### [Provided entries]
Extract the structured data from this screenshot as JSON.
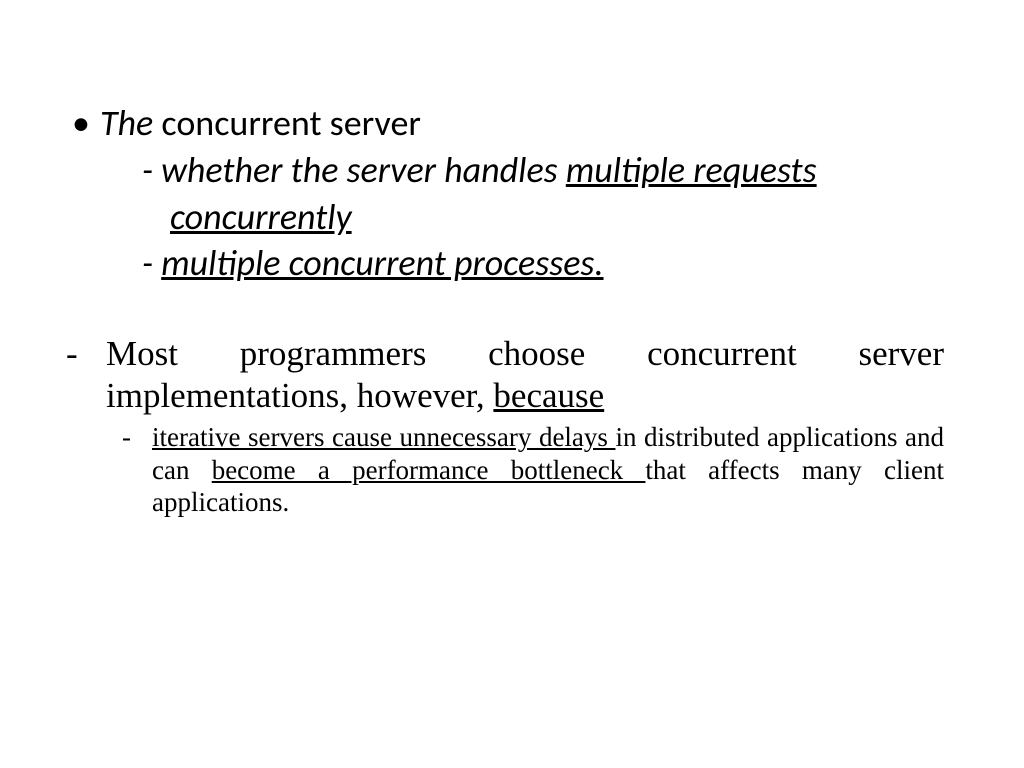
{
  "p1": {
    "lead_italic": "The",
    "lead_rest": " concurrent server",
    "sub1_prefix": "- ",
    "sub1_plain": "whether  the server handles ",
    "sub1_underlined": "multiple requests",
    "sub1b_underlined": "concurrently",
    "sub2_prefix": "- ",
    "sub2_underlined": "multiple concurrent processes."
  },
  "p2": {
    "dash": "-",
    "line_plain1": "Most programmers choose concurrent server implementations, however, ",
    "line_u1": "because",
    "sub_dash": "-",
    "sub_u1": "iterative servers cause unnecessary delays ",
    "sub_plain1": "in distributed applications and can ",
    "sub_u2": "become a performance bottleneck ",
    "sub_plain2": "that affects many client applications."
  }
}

...

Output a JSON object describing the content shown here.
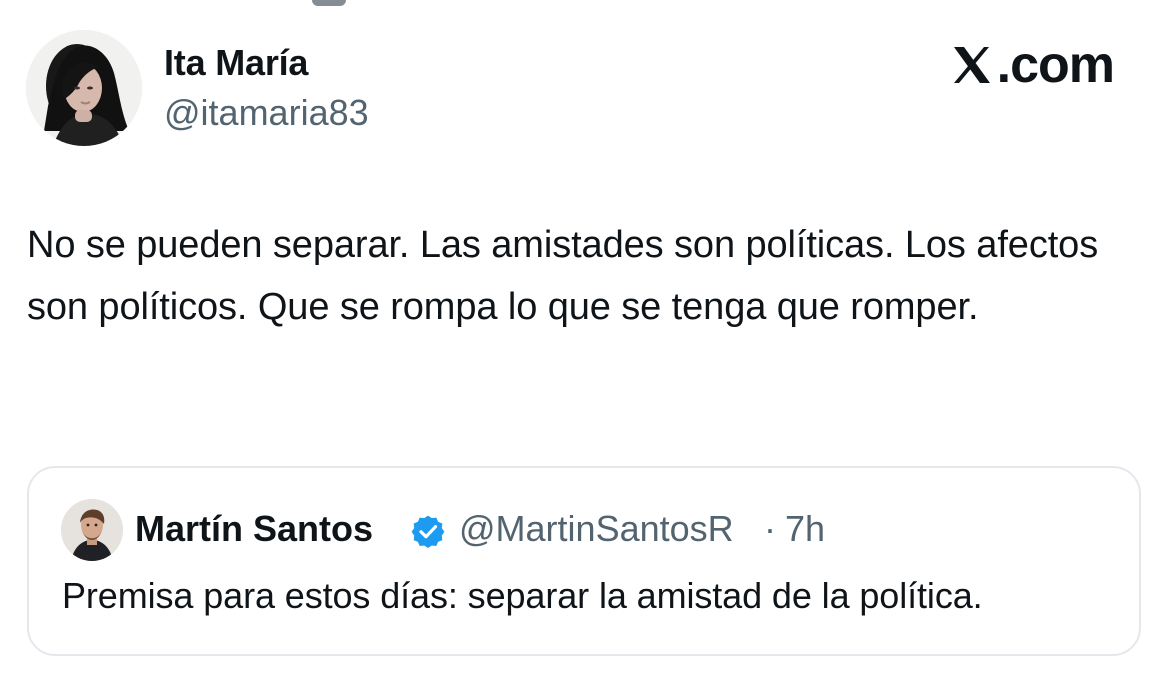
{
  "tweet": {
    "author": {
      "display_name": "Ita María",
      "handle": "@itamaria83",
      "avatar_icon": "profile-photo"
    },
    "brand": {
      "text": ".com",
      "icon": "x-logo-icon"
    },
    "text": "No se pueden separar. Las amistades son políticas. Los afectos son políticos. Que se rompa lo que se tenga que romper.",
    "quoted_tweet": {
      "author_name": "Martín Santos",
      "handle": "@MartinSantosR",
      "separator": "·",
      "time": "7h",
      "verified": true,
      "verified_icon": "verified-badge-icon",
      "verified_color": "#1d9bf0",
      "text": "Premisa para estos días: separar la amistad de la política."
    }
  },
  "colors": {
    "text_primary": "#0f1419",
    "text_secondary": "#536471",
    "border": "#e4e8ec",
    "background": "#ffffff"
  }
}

### [Exercise prompt]
Return every line holding the word "applications" from the records.

### [Reply to the exercise]
    "sub_plain1": "in distributed applications and can ",
    "sub_plain2": "that affects many client applications."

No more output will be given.